- CHALLENGE: Copy every line of the listing that holds the string "label".

- Dataset excerpt:
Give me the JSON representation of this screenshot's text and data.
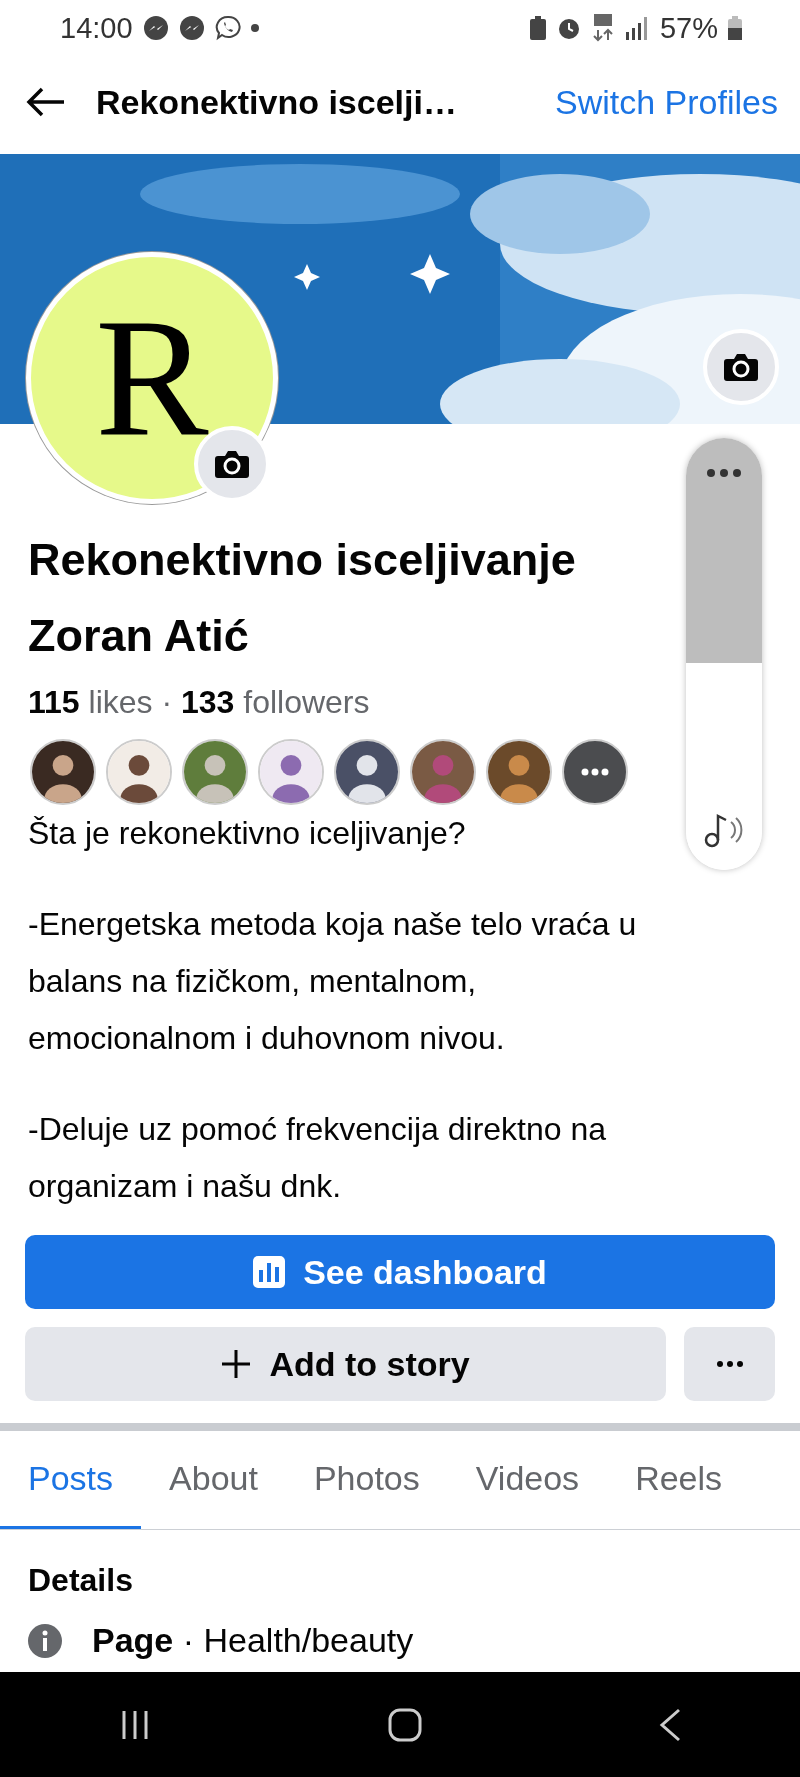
{
  "status_bar": {
    "time": "14:00",
    "battery": "57%"
  },
  "header": {
    "title": "Rekonektivno iscelji…",
    "action": "Switch Profiles"
  },
  "cover": {
    "kind": "picture"
  },
  "avatar": {
    "letter": "R"
  },
  "page_name": "Rekonektivno isceljivanje Zoran Atić",
  "stats": "**115** likes · **133** followers",
  "follower_photos": [
    {
      "kind": "picture"
    },
    {
      "kind": "picture"
    },
    {
      "kind": "picture"
    },
    {
      "kind": "picture"
    },
    {
      "kind": "picture"
    },
    {
      "kind": "picture"
    },
    {
      "kind": "picture"
    },
    {
      "kind": "more"
    }
  ],
  "description": [
    "Šta je rekonektivno iceljivanje?",
    "-Energetska metoda koja naše telo vraća u balans na fizičkom, mentalnom, emocionalnom i duhovnom nivou.",
    "-Deluje uz pomoć frekvencija direktno na organizam i našu dnk."
  ],
  "buttons": {
    "dashboard": "See dashboard",
    "story": "Add to story"
  },
  "tabs": [
    {
      "label": "Posts",
      "selected": true
    },
    {
      "label": "About",
      "selected": false
    },
    {
      "label": "Photos",
      "selected": false
    },
    {
      "label": "Videos",
      "selected": false
    },
    {
      "label": "Reels",
      "selected": false
    }
  ],
  "details": {
    "heading": "Details",
    "items": [
      {
        "text": "**Page** · Health/beauty"
      }
    ]
  },
  "volume_panel": {
    "level": 0.45
  }
}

- RIGHT ANSWER:
      "label": "Posts",
      "label": "About",
      "label": "Photos",
      "label": "Videos",
      "label": "Reels",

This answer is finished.